■ **Set problem**:
Select every line containing the word "significance" from the material, and copy those lines.

──────── Material to process

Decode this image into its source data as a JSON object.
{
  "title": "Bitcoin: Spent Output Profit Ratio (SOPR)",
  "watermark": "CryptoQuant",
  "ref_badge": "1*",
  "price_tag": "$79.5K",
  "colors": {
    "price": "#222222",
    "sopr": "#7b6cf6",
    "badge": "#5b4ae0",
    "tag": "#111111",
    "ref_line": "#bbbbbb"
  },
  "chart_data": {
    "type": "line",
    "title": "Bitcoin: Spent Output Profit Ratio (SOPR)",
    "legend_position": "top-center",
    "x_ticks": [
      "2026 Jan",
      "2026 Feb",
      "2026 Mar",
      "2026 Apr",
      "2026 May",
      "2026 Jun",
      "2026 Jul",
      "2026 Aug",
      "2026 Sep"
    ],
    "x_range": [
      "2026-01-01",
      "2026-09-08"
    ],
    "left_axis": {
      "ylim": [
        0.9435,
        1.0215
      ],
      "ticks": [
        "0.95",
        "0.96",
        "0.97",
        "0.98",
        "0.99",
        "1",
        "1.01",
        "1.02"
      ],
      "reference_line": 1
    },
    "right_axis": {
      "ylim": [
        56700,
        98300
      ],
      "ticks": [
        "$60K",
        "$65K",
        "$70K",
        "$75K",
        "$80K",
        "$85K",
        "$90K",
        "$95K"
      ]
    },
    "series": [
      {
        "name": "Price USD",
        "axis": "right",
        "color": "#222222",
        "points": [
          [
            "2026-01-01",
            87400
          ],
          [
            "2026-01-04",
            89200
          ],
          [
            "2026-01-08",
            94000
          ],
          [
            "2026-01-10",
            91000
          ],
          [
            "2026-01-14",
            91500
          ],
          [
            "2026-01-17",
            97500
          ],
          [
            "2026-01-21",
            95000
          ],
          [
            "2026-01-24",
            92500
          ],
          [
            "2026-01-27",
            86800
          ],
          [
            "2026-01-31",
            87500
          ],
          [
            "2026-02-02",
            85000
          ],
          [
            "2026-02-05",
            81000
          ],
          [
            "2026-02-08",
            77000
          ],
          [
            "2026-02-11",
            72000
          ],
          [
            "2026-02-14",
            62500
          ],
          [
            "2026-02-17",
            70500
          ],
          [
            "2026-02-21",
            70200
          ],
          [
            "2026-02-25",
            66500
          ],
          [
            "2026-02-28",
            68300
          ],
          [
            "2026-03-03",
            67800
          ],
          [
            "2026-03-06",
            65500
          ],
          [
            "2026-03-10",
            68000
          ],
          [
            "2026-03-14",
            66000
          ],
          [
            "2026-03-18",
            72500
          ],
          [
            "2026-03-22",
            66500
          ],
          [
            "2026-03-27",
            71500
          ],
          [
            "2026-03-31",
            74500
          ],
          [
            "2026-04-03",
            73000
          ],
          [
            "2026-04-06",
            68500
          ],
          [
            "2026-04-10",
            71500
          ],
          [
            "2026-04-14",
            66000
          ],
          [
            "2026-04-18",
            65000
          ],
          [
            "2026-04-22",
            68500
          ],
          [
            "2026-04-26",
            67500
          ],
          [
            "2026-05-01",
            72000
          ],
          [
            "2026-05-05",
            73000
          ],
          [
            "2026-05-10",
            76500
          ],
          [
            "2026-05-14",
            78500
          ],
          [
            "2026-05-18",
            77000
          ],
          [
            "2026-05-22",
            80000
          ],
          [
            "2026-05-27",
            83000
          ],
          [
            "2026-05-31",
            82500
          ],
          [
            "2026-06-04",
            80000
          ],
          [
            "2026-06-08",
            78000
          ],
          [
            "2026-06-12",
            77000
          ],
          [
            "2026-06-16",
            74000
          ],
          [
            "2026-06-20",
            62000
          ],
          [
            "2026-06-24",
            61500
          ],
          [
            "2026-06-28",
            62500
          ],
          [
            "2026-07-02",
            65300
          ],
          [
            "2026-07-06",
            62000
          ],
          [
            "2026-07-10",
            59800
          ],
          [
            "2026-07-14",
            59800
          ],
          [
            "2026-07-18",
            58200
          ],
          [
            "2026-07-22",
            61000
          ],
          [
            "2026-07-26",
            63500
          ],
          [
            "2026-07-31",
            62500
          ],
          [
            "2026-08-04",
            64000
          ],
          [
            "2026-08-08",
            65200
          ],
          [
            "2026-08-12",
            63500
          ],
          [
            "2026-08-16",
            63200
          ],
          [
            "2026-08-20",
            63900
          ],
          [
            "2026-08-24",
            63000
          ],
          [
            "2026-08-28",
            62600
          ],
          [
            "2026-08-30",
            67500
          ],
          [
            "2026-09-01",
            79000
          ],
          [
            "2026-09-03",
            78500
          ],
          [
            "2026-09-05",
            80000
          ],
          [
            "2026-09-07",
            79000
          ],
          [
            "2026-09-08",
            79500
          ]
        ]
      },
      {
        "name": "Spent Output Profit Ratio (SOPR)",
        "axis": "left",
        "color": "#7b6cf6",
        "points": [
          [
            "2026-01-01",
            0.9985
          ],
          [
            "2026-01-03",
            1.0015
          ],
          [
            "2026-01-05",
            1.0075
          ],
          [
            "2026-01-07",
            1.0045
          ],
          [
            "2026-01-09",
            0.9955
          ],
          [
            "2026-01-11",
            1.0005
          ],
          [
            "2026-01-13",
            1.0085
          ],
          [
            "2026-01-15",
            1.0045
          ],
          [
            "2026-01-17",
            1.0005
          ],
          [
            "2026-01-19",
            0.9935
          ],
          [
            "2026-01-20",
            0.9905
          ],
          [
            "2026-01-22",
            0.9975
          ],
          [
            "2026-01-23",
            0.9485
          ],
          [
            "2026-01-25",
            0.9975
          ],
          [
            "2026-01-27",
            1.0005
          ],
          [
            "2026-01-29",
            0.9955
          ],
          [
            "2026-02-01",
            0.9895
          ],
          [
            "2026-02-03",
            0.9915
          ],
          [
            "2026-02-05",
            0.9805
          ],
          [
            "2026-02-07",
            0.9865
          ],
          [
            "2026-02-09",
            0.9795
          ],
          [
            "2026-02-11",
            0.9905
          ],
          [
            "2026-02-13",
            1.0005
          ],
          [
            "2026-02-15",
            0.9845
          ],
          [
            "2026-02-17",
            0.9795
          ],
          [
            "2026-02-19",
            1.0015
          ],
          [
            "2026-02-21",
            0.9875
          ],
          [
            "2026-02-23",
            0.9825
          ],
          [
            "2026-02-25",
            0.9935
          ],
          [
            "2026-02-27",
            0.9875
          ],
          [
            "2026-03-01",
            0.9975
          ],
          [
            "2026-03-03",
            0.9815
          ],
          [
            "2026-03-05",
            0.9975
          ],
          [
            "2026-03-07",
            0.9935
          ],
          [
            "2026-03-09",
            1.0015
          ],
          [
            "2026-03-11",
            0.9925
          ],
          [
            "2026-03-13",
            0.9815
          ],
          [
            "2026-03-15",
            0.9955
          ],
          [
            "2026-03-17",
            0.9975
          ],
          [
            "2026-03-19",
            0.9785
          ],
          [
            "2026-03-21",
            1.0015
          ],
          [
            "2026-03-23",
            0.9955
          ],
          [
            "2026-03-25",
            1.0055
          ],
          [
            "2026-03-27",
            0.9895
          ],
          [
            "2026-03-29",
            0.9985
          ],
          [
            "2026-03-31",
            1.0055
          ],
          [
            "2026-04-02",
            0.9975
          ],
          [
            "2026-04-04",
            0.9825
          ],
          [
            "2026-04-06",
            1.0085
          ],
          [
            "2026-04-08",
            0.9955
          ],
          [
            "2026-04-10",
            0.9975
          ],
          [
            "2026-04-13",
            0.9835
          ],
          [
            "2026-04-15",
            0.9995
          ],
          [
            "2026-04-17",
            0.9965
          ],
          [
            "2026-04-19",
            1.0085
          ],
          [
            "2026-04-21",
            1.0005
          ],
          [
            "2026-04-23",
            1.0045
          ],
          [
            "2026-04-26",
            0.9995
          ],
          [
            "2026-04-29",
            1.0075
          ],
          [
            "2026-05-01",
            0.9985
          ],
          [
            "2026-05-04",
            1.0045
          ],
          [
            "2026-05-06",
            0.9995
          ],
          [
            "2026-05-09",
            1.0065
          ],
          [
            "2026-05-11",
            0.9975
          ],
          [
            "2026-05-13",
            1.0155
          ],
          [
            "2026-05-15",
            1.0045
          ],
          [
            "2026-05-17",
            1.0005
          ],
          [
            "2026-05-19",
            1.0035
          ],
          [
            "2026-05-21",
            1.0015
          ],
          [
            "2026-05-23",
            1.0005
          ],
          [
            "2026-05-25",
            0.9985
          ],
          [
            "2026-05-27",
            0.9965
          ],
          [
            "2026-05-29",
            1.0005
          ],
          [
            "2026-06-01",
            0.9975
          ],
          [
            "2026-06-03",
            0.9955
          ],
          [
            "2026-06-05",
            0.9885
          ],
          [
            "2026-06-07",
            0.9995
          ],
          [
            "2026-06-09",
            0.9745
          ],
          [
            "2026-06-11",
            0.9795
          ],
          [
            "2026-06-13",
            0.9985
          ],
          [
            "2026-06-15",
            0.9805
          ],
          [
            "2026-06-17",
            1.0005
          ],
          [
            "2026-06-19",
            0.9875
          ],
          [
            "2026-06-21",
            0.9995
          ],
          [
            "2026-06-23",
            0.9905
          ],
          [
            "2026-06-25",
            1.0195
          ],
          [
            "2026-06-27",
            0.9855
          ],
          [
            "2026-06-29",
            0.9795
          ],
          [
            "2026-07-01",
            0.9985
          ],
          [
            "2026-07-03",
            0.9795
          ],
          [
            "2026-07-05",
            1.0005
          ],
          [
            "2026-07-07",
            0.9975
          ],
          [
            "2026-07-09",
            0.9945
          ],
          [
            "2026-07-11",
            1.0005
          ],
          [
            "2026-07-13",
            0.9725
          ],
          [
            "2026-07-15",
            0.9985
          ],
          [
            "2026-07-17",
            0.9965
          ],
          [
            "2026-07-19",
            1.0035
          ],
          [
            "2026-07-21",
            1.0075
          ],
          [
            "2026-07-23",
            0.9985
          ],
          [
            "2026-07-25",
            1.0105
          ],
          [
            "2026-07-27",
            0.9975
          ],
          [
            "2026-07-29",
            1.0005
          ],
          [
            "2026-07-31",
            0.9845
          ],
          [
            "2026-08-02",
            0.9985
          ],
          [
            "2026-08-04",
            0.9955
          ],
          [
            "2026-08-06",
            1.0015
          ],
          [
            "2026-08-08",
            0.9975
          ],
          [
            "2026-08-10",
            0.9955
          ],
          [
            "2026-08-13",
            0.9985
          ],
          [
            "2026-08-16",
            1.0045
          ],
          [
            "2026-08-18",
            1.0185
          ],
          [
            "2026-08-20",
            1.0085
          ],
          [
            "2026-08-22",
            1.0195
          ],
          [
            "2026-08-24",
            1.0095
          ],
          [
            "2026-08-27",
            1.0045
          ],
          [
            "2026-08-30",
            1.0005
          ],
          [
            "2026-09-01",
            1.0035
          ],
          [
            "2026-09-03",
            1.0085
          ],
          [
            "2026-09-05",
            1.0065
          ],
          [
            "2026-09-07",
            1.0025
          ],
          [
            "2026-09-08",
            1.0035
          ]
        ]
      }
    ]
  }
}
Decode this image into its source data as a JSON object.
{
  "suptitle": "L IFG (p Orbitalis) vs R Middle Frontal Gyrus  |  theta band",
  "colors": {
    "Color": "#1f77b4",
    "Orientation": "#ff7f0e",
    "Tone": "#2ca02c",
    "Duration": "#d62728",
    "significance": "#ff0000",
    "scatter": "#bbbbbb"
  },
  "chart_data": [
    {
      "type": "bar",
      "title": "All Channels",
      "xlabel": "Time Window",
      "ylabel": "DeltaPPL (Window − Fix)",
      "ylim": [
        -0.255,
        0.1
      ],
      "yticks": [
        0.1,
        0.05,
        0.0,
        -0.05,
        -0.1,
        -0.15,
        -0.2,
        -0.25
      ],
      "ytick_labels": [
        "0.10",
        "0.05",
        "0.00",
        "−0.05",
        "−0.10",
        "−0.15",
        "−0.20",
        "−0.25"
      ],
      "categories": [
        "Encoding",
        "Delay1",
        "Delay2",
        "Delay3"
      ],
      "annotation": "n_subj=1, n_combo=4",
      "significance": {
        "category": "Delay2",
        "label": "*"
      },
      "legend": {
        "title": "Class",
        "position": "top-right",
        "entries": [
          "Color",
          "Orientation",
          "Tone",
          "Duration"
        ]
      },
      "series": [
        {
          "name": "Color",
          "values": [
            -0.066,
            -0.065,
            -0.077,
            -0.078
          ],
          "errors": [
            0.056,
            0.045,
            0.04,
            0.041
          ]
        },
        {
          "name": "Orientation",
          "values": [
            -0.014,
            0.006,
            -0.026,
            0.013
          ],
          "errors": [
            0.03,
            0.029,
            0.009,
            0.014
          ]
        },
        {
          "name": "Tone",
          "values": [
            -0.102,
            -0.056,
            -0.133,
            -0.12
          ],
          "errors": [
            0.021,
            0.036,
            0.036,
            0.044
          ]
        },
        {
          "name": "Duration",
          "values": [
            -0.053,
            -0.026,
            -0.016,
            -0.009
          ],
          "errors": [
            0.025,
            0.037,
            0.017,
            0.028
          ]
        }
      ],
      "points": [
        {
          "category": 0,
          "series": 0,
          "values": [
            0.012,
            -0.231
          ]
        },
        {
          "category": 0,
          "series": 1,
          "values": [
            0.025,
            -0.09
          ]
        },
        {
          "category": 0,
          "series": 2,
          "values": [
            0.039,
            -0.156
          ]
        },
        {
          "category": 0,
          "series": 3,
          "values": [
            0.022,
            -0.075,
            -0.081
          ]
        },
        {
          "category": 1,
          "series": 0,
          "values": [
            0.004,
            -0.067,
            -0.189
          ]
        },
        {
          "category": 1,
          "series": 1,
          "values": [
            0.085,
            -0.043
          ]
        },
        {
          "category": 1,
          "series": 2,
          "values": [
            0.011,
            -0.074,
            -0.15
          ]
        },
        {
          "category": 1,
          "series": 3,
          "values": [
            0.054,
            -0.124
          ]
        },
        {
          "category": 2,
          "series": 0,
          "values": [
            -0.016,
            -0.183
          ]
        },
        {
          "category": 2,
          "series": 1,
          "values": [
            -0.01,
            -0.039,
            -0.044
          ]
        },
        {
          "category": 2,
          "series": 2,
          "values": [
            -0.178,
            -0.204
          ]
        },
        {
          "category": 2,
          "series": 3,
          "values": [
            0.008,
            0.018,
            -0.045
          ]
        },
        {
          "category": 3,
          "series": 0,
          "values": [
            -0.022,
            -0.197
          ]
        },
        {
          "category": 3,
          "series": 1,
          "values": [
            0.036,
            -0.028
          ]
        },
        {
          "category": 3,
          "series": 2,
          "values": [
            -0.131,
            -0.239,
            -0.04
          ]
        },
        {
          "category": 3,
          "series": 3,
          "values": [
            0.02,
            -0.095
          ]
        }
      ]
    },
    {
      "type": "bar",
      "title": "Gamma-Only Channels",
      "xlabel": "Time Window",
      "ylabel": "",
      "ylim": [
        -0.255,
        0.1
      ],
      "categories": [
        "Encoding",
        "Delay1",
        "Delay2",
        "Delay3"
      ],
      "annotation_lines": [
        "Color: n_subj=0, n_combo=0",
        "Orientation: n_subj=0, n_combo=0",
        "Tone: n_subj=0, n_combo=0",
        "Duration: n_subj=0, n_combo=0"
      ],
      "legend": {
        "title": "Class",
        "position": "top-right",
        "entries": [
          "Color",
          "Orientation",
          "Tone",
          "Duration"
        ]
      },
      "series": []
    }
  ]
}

────────────────

■ **Answer to the problem**:
    "significance": "#ff0000",
      "significance": {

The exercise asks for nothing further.